EXERCISE PROMPT:
Where a line holds "ABCDEFGHIJ", copy it.

* * * * *

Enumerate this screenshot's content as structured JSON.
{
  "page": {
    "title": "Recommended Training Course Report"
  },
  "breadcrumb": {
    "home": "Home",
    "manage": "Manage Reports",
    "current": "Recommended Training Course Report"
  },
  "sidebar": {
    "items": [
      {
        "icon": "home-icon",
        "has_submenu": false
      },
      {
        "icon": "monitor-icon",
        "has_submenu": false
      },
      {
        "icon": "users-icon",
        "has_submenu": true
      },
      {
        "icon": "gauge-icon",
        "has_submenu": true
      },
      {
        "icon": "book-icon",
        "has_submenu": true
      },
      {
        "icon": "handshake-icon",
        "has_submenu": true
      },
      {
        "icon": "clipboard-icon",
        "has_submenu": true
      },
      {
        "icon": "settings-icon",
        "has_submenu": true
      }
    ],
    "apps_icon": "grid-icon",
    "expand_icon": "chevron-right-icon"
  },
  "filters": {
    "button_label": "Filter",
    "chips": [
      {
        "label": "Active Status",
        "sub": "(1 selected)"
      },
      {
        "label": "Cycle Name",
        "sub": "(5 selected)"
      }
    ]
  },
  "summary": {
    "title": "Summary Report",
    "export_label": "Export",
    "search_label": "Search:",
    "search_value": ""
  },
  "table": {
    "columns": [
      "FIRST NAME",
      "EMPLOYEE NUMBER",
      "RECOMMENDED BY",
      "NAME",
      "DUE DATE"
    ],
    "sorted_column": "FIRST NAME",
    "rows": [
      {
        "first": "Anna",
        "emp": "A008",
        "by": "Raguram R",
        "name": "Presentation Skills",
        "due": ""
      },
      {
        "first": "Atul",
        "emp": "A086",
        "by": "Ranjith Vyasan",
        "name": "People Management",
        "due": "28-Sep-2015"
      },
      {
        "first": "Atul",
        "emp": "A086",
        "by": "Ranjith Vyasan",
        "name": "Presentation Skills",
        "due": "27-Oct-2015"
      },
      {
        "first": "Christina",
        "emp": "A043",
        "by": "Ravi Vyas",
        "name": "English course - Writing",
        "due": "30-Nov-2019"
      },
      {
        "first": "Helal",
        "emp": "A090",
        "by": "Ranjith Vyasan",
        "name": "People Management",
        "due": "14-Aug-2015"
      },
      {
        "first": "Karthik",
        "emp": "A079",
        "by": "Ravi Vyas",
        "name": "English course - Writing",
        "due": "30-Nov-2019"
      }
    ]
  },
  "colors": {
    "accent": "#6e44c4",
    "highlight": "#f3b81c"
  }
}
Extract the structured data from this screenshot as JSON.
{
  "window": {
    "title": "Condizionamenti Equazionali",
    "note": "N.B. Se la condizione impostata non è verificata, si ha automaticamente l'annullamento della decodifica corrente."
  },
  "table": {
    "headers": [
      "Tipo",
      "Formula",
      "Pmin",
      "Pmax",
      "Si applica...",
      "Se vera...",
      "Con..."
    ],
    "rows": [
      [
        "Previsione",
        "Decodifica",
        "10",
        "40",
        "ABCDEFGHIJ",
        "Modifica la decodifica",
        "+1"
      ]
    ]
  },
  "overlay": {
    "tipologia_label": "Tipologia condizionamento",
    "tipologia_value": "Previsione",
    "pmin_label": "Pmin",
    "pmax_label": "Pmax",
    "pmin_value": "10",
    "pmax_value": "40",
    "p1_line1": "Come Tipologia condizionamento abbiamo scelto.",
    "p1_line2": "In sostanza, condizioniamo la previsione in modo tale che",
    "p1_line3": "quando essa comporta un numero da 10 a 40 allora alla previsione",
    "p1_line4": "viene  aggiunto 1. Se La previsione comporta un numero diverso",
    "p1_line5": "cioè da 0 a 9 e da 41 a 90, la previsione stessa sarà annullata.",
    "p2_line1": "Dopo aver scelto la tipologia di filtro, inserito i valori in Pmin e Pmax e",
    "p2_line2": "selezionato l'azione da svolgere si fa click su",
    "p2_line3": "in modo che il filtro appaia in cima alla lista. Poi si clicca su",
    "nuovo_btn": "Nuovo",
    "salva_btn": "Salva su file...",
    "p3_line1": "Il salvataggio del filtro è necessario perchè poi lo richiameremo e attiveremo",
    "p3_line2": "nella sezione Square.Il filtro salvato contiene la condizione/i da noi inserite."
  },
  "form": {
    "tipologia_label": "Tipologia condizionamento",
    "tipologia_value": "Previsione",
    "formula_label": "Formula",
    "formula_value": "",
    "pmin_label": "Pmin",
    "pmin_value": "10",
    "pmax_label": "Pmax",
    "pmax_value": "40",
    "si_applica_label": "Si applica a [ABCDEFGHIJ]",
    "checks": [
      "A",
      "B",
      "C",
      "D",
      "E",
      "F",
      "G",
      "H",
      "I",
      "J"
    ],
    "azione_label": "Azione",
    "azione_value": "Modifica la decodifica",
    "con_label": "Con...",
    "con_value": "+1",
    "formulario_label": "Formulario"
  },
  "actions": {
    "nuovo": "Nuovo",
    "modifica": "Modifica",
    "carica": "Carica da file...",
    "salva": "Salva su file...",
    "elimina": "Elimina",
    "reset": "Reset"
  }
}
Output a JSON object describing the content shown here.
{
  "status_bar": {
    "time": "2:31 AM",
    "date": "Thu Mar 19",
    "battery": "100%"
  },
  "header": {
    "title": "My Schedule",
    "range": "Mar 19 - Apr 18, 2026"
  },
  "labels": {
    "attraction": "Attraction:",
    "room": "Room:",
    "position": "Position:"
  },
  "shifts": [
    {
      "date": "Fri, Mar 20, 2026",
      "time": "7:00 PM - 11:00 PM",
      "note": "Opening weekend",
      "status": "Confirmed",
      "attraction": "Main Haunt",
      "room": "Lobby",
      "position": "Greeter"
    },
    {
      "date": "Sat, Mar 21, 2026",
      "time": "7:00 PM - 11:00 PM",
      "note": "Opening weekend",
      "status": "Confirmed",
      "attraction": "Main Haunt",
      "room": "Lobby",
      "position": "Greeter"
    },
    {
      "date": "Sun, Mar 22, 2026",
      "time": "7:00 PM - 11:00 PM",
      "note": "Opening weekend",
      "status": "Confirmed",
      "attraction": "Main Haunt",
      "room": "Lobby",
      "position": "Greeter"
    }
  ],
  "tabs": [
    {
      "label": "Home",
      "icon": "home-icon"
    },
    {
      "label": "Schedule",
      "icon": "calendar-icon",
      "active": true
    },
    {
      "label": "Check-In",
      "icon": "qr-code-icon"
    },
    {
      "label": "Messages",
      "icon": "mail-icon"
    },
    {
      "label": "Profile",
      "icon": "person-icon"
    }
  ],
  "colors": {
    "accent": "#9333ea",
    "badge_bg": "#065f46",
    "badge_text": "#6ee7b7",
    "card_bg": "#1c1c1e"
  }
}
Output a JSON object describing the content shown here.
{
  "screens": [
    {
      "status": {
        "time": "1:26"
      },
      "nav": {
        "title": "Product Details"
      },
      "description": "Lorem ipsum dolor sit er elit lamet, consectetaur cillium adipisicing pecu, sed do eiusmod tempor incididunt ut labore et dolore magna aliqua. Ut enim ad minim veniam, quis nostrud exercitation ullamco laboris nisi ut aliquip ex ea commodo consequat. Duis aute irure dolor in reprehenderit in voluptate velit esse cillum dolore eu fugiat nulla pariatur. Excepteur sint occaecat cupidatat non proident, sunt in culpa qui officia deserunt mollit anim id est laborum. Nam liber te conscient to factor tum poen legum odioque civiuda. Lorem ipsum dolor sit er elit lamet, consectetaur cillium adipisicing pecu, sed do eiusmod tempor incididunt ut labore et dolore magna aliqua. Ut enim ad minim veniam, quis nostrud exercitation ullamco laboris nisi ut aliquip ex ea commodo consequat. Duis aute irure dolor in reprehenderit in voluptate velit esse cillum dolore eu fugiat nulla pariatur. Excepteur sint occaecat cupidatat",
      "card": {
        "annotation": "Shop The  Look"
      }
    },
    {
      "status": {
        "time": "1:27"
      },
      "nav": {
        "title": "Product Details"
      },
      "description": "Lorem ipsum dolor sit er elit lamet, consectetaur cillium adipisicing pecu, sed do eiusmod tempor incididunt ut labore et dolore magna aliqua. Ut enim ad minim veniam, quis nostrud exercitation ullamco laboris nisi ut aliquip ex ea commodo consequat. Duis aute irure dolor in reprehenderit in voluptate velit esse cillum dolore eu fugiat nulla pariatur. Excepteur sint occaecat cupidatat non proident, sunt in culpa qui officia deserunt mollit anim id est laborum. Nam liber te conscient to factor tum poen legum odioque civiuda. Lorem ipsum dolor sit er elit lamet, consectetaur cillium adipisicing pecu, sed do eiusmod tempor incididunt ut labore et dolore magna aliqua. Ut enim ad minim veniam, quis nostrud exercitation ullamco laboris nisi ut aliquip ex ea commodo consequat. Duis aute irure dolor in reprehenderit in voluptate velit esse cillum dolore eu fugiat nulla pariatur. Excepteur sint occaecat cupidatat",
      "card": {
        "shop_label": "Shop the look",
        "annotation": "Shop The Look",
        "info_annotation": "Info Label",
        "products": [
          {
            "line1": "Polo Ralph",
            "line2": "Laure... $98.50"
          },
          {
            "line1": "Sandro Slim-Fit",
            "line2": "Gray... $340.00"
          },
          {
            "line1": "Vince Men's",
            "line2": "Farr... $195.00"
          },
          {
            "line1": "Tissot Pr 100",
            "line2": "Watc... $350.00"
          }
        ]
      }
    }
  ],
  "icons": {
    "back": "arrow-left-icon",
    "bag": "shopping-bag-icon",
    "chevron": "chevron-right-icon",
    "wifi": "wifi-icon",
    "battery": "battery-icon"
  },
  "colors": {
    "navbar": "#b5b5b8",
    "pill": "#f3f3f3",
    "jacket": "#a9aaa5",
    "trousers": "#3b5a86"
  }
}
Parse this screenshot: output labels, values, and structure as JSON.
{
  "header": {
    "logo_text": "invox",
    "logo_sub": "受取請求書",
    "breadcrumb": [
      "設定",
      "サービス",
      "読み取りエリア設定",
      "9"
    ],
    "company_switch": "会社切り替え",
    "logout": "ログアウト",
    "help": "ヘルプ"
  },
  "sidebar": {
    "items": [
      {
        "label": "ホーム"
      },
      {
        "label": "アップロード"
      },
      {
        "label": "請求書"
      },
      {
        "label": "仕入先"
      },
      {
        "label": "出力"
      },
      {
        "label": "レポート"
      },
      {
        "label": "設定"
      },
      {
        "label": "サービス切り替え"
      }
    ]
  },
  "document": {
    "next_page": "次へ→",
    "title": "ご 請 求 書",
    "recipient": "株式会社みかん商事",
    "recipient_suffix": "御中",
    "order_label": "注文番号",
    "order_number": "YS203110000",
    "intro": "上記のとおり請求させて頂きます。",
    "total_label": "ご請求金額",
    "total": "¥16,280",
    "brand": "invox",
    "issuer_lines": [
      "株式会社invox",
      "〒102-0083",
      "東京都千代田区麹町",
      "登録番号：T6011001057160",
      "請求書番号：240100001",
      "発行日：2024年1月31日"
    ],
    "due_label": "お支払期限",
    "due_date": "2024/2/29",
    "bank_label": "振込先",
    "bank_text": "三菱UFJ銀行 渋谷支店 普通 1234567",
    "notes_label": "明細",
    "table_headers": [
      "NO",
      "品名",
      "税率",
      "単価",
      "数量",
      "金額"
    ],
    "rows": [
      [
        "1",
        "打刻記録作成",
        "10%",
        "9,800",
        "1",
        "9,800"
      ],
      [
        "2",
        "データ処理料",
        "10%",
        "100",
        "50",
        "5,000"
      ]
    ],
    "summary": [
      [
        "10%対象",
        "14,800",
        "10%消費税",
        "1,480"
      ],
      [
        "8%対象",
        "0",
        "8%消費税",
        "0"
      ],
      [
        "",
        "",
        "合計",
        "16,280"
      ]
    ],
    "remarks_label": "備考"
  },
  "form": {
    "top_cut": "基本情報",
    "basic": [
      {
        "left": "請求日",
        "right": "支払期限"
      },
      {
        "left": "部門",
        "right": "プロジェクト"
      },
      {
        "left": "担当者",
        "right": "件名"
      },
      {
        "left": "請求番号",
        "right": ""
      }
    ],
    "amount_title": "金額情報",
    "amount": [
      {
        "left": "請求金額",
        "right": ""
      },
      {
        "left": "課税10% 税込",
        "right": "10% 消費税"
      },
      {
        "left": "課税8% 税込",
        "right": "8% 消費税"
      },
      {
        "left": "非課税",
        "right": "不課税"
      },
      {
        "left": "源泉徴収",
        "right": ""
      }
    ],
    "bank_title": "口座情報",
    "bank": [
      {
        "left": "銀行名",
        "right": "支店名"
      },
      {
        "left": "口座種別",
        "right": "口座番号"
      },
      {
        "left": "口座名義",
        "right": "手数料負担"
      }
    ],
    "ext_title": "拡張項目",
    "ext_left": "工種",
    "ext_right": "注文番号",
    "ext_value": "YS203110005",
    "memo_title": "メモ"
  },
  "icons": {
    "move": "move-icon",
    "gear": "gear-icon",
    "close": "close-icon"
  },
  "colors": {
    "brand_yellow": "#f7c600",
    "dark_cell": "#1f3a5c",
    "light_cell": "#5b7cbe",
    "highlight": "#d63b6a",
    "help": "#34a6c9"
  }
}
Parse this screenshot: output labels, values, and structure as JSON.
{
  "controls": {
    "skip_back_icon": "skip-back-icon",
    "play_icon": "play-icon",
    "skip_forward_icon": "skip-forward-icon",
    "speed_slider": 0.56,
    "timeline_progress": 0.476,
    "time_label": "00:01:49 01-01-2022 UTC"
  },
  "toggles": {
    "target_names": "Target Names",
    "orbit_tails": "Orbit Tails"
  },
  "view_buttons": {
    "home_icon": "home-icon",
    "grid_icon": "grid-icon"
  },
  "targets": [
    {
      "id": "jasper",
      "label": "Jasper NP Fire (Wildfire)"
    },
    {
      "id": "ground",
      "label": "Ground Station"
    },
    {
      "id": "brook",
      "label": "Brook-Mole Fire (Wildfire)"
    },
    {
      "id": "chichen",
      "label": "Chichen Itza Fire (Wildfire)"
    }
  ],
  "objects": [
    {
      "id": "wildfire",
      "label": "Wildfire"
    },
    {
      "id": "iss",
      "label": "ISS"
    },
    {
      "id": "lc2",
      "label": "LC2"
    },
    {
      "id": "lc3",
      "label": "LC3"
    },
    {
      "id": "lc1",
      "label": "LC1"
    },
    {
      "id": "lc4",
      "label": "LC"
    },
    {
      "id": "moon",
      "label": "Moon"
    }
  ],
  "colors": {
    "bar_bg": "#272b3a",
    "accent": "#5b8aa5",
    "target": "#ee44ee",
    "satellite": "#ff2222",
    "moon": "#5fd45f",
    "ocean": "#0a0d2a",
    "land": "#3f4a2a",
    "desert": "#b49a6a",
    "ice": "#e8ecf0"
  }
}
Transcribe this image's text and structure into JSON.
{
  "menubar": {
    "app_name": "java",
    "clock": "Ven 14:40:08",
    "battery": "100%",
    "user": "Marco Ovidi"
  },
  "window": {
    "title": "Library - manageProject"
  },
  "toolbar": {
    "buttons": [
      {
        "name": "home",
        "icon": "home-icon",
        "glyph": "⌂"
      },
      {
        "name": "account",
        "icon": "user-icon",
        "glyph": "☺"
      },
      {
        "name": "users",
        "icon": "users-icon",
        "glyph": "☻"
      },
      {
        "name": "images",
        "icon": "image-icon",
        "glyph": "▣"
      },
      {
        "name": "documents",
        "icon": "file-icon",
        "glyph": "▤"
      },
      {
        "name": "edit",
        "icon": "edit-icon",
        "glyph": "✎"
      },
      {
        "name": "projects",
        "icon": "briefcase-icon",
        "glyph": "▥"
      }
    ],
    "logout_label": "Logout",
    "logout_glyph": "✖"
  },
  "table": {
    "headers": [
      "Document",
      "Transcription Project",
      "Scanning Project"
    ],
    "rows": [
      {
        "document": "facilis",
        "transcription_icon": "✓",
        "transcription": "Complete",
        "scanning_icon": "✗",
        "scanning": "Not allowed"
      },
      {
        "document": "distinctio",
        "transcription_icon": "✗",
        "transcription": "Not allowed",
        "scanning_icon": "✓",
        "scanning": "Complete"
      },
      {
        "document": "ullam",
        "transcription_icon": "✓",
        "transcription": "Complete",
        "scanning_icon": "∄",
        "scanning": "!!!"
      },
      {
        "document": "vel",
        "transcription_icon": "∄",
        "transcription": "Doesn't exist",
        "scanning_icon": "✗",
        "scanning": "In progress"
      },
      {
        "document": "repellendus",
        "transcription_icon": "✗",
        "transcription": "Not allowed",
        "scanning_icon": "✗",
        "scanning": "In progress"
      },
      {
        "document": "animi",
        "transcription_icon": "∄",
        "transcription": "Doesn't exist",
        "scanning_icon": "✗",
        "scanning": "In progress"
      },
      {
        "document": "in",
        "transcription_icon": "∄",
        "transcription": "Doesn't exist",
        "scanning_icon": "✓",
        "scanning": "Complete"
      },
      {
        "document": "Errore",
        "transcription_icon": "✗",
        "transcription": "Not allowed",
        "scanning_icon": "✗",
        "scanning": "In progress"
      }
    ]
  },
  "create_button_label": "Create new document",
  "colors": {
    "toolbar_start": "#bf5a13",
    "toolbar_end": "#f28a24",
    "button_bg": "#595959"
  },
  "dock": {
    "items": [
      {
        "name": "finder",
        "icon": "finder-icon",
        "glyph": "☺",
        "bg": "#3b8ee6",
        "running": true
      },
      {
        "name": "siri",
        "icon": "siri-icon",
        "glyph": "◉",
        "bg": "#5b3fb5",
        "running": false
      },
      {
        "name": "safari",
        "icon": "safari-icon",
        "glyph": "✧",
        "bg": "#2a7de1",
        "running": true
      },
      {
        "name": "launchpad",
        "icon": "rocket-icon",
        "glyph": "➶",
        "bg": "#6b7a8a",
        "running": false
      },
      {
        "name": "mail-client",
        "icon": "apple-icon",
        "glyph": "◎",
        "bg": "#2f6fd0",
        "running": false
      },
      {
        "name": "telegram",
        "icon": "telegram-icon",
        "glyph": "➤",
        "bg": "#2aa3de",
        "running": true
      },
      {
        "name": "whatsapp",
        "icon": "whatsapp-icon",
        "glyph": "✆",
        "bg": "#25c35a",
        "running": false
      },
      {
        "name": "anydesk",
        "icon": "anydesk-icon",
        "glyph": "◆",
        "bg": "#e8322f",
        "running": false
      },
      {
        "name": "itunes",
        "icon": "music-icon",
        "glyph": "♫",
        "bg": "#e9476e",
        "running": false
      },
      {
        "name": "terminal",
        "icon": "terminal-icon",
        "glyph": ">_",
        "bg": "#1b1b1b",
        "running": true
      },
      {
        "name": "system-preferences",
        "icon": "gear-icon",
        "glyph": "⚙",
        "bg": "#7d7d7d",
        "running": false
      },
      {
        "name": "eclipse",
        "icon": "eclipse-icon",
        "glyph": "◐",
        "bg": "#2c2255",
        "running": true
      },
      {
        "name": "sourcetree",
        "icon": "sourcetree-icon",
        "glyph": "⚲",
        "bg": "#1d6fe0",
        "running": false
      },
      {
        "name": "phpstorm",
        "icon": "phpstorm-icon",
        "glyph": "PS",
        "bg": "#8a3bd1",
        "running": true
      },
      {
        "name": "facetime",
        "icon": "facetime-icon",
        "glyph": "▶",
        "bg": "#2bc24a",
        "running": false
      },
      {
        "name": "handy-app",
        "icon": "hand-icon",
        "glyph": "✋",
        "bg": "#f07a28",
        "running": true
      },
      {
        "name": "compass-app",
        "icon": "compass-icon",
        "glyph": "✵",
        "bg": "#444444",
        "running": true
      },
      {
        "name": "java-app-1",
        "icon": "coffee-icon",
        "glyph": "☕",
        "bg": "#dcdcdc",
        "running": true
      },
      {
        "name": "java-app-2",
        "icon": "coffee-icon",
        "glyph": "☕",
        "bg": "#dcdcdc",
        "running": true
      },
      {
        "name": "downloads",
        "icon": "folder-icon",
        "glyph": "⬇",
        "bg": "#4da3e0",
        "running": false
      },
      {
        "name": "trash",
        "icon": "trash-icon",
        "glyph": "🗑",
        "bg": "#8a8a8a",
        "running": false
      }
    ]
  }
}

* * * * *

RESPONSE TO THE EXERCISE:
        "ABCDEFGHIJ",
    "si_applica_label": "Si applica a [ABCDEFGHIJ]",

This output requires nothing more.